_Brief_
Where does the string "مختصر" appear? Copy every line of the entries below that holds it.

_Supplied data_
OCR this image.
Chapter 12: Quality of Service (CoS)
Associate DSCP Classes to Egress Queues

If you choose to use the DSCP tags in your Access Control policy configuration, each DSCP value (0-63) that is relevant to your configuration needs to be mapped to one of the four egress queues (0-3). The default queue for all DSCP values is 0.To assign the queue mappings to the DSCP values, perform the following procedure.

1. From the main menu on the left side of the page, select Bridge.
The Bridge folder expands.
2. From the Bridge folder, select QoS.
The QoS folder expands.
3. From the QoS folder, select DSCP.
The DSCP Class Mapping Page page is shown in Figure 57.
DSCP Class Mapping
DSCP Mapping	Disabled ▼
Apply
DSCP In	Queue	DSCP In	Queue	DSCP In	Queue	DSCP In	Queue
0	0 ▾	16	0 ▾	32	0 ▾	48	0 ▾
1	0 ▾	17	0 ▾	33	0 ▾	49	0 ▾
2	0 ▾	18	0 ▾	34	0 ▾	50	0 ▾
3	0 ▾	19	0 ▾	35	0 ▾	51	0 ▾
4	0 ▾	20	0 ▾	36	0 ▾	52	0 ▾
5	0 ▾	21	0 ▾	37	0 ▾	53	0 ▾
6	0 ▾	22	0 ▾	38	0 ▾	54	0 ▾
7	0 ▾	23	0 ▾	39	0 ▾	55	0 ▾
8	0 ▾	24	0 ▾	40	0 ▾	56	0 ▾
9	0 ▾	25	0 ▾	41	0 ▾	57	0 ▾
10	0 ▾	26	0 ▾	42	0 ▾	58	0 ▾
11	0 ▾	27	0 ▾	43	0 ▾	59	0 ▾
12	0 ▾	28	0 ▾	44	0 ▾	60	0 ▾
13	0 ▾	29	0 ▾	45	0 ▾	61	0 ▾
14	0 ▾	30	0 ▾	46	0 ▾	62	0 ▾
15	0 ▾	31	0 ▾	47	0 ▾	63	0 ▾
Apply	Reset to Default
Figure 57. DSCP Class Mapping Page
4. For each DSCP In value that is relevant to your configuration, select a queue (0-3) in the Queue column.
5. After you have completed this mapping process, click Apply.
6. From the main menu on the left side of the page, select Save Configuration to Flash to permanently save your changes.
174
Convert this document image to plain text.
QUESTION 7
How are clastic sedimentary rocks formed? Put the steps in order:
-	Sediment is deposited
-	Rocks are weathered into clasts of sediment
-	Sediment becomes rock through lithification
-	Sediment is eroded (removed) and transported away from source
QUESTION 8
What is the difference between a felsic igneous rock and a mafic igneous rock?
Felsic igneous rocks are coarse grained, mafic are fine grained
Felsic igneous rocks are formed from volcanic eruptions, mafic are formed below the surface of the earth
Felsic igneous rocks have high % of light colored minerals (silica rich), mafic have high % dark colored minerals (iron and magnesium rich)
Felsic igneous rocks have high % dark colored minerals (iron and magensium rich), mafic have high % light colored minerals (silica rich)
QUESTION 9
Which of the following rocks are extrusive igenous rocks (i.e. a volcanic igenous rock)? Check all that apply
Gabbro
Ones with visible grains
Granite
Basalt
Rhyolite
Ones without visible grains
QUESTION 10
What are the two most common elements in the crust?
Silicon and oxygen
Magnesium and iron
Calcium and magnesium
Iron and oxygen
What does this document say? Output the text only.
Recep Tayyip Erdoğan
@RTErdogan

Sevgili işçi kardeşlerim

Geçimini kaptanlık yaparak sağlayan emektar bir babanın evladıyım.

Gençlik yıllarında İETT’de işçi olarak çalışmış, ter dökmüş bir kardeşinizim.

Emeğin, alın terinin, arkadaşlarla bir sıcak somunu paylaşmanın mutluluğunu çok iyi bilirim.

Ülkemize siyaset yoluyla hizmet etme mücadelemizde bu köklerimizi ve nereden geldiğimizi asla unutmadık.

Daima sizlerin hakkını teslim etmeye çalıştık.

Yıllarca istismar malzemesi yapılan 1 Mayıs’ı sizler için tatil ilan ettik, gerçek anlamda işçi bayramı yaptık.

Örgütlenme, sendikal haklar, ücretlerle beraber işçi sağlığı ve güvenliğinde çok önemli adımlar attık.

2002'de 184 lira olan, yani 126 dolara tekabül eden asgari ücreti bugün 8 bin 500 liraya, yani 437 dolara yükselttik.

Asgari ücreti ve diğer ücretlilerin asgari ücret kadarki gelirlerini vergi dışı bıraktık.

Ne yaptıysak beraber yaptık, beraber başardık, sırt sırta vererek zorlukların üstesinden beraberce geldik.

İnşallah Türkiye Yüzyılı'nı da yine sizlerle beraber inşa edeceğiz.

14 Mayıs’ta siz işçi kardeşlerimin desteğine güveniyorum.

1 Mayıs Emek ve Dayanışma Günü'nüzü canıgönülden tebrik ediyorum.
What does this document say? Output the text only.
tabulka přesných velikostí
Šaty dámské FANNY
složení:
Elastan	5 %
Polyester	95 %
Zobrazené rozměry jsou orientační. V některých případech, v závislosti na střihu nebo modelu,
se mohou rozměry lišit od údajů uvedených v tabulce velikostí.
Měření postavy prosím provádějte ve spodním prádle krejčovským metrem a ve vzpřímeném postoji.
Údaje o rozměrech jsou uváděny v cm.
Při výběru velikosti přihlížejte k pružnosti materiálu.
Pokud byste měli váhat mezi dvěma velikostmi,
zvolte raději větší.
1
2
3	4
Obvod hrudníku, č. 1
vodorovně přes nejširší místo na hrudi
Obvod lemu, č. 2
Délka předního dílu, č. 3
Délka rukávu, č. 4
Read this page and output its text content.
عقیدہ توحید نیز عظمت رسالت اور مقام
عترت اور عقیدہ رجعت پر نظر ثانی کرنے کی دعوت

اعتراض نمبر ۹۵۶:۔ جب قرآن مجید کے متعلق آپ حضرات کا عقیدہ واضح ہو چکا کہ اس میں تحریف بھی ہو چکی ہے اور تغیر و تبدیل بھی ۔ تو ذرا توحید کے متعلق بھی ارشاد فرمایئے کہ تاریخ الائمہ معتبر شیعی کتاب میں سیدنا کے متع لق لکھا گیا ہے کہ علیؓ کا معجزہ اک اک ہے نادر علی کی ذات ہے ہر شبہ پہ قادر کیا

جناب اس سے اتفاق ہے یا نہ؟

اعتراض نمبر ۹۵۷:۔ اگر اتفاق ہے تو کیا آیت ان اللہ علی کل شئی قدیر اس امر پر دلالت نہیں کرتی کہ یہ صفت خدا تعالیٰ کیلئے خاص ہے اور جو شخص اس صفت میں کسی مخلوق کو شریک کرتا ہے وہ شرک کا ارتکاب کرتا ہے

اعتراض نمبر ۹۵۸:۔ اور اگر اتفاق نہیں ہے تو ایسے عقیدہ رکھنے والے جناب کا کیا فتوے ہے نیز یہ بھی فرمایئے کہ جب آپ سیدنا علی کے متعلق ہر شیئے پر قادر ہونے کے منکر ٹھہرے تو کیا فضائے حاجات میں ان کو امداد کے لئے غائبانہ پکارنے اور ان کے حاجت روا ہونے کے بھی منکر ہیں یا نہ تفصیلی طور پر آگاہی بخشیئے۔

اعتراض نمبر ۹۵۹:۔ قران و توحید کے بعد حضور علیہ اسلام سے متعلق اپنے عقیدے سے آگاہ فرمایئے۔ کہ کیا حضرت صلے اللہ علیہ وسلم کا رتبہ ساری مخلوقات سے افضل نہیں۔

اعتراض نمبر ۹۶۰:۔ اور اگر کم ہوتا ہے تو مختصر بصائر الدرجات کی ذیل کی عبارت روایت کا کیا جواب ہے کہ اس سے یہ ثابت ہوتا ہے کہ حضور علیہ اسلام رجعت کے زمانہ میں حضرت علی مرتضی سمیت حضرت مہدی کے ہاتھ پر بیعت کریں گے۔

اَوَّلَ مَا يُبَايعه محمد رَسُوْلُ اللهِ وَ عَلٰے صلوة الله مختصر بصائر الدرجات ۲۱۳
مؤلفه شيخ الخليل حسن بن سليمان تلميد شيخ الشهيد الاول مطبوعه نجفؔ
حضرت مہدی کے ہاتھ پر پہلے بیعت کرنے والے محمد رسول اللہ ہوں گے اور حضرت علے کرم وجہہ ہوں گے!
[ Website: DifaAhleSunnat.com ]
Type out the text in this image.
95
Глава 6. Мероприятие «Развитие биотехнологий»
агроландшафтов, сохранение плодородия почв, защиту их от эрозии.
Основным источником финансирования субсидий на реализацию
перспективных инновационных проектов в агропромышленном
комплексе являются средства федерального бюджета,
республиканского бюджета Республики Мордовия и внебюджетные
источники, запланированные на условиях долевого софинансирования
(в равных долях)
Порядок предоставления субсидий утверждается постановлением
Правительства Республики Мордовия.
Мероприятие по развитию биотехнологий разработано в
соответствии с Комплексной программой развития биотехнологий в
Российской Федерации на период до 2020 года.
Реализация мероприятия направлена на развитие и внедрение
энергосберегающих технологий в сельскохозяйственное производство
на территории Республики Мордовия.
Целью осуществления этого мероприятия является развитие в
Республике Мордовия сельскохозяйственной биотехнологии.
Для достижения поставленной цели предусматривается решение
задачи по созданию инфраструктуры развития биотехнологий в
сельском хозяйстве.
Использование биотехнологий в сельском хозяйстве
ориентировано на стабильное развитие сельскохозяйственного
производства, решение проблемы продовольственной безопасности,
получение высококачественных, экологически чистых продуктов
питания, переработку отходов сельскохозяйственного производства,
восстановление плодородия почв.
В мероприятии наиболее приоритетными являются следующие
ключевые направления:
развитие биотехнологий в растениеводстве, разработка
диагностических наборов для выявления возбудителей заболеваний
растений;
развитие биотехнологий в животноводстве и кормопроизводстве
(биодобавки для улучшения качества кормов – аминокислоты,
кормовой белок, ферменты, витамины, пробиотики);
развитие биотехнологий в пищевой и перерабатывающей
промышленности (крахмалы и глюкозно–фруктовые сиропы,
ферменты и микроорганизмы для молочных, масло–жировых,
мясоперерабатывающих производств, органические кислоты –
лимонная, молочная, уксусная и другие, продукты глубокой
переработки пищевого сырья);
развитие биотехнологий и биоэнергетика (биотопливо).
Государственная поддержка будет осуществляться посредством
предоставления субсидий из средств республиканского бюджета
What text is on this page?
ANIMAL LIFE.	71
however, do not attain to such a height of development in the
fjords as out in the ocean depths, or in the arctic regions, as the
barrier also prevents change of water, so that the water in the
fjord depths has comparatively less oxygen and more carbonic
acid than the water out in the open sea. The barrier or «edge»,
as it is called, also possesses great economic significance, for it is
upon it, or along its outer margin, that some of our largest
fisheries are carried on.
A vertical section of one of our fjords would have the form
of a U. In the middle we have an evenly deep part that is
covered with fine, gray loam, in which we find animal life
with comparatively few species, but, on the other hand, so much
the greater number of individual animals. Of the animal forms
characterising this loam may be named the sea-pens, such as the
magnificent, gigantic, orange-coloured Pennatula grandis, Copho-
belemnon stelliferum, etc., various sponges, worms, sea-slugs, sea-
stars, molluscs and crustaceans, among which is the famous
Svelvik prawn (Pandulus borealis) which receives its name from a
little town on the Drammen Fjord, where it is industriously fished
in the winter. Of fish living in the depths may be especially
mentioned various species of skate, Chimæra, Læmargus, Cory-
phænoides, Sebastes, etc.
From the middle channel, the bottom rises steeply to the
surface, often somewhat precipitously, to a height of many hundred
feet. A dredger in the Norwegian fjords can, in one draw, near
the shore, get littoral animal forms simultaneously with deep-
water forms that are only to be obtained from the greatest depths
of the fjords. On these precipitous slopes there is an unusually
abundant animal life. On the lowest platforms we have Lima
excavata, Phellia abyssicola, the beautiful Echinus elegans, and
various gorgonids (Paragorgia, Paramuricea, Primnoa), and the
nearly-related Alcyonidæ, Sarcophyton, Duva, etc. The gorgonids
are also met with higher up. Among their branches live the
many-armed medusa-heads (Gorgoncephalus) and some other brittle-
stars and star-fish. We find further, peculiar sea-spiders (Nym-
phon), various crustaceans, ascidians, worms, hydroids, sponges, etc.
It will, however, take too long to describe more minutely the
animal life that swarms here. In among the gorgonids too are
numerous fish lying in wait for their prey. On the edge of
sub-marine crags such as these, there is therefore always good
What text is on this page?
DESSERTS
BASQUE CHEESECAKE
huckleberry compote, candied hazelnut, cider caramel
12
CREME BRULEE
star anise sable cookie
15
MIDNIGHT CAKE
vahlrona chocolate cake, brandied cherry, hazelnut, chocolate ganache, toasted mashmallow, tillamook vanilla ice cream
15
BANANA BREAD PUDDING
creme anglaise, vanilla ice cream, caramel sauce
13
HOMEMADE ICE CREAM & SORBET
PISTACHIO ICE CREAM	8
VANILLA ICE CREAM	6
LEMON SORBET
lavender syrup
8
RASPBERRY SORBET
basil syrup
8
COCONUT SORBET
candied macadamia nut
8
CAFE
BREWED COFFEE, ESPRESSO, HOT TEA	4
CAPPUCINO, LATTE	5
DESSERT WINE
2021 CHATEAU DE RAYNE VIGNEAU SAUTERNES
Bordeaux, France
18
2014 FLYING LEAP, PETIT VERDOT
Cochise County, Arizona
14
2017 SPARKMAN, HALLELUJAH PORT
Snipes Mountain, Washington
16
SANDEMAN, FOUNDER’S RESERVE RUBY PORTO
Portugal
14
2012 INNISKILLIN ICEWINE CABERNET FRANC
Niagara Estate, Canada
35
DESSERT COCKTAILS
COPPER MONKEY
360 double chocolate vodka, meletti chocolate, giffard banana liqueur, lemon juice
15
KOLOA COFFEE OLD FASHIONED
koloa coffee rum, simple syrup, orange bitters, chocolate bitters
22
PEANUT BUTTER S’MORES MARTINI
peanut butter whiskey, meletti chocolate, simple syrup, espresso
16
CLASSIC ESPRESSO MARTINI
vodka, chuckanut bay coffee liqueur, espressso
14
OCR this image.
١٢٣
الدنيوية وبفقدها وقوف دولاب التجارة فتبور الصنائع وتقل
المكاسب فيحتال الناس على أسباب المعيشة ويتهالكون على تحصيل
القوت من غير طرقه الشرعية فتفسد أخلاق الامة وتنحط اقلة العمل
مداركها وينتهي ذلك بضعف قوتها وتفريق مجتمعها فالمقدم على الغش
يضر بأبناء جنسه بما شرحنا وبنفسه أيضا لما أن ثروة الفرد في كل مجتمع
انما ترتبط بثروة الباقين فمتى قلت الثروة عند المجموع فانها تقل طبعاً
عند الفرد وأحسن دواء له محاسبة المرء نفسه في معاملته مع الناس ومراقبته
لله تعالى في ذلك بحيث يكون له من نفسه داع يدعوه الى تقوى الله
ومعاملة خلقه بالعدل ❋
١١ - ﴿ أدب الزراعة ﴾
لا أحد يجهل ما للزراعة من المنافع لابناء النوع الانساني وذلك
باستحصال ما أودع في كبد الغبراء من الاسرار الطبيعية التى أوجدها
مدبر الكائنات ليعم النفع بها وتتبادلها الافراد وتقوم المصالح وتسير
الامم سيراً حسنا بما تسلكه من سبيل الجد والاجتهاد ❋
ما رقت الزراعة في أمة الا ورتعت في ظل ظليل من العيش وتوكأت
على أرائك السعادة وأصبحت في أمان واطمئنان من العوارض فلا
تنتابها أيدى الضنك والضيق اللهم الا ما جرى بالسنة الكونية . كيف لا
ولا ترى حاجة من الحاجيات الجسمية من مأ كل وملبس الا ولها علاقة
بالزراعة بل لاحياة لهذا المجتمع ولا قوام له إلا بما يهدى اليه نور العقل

_Full solution_
اعتراض نمبر ۹۶۰:۔ اور اگر کم ہوتا ہے تو مختصر بصائر الدرجات کی ذیل کی عبارت روایت کا کیا جواب ہے کہ اس سے یہ ثابت ہوتا ہے کہ حضور علیہ اسلام رجعت کے زمانہ میں حضرت علی مرتضی سمیت حضرت مہدی کے ہاتھ پر بیعت کریں گے۔
اَوَّلَ مَا يُبَايعه محمد رَسُوْلُ اللهِ وَ عَلٰے صلوة الله مختصر بصائر الدرجات ۲۱۳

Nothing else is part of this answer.